THE TASK
Extract each line of the data below exactly as written.

[BEGIN PROVIDED INFORMATION]

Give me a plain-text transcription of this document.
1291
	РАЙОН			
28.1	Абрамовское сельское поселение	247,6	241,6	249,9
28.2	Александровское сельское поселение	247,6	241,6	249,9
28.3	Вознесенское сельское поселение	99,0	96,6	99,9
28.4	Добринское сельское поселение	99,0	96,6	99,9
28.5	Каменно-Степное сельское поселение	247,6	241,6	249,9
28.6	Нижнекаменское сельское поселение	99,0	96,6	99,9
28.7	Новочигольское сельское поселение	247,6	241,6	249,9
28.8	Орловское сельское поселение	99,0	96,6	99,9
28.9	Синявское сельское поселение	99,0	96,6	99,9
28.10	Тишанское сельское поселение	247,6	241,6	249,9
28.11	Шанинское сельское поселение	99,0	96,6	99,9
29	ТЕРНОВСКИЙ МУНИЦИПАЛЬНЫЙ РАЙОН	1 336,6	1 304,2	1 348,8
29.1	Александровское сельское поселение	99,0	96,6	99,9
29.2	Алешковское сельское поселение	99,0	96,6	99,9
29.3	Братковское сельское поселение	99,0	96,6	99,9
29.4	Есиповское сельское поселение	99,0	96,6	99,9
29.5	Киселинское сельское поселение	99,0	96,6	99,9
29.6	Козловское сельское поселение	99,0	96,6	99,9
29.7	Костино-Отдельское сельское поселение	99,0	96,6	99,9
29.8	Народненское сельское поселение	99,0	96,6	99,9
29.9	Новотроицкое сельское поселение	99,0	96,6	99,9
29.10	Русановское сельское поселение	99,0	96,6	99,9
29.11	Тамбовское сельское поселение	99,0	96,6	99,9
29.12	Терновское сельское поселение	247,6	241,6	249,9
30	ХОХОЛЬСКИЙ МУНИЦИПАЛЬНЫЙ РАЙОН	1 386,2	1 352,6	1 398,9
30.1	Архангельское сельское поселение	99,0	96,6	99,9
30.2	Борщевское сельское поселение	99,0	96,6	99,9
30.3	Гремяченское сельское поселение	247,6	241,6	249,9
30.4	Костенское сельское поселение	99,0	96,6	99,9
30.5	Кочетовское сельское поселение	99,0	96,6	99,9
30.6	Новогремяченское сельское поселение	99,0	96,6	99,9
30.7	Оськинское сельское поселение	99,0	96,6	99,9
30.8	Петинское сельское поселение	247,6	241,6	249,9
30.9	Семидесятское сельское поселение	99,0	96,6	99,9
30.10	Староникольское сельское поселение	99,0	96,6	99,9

[END PROVIDED INFORMATION]

RESULT
Give me a plain-text transcription of this document.
1291
	РАЙОН			
28.1	Абрамовское сельское поселение	247,6	241,6	249,9
28.2	Александровское сельское поселение	247,6	241,6	249,9
28.3	Вознесенское сельское поселение	99,0	96,6	99,9
28.4	Добринское сельское поселение	99,0	96,6	99,9
28.5	Каменно-Степное сельское поселение	247,6	241,6	249,9
28.6	Нижнекаменское сельское поселение	99,0	96,6	99,9
28.7	Новочигольское сельское поселение	247,6	241,6	249,9
28.8	Орловское сельское поселение	99,0	96,6	99,9
28.9	Синявское сельское поселение	99,0	96,6	99,9
28.10	Тишанское сельское поселение	247,6	241,6	249,9
28.11	Шанинское сельское поселение	99,0	96,6	99,9
29	ТЕРНОВСКИЙ МУНИЦИПАЛЬНЫЙ РАЙОН	1 336,6	1 304,2	1 348,8
29.1	Александровское сельское поселение	99,0	96,6	99,9
29.2	Алешковское сельское поселение	99,0	96,6	99,9
29.3	Братковское сельское поселение	99,0	96,6	99,9
29.4	Есиповское сельское поселение	99,0	96,6	99,9
29.5	Киселинское сельское поселение	99,0	96,6	99,9
29.6	Козловское сельское поселение	99,0	96,6	99,9
29.7	Костино-Отдельское сельское поселение	99,0	96,6	99,9
29.8	Народненское сельское поселение	99,0	96,6	99,9
29.9	Новотроицкое сельское поселение	99,0	96,6	99,9
29.10	Русановское сельское поселение	99,0	96,6	99,9
29.11	Тамбовское сельское поселение	99,0	96,6	99,9
29.12	Терновское сельское поселение	247,6	241,6	249,9
30	ХОХОЛЬСКИЙ МУНИЦИПАЛЬНЫЙ РАЙОН	1 386,2	1 352,6	1 398,9
30.1	Архангельское сельское поселение	99,0	96,6	99,9
30.2	Борщевское сельское поселение	99,0	96,6	99,9
30.3	Гремяченское сельское поселение	247,6	241,6	249,9
30.4	Костенское сельское поселение	99,0	96,6	99,9
30.5	Кочетовское сельское поселение	99,0	96,6	99,9
30.6	Новогремяченское сельское поселение	99,0	96,6	99,9
30.7	Оськинское сельское поселение	99,0	96,6	99,9
30.8	Петинское сельское поселение	247,6	241,6	249,9
30.9	Семидесятское сельское поселение	99,0	96,6	99,9
30.10	Староникольское сельское поселение	99,0	96,6	99,9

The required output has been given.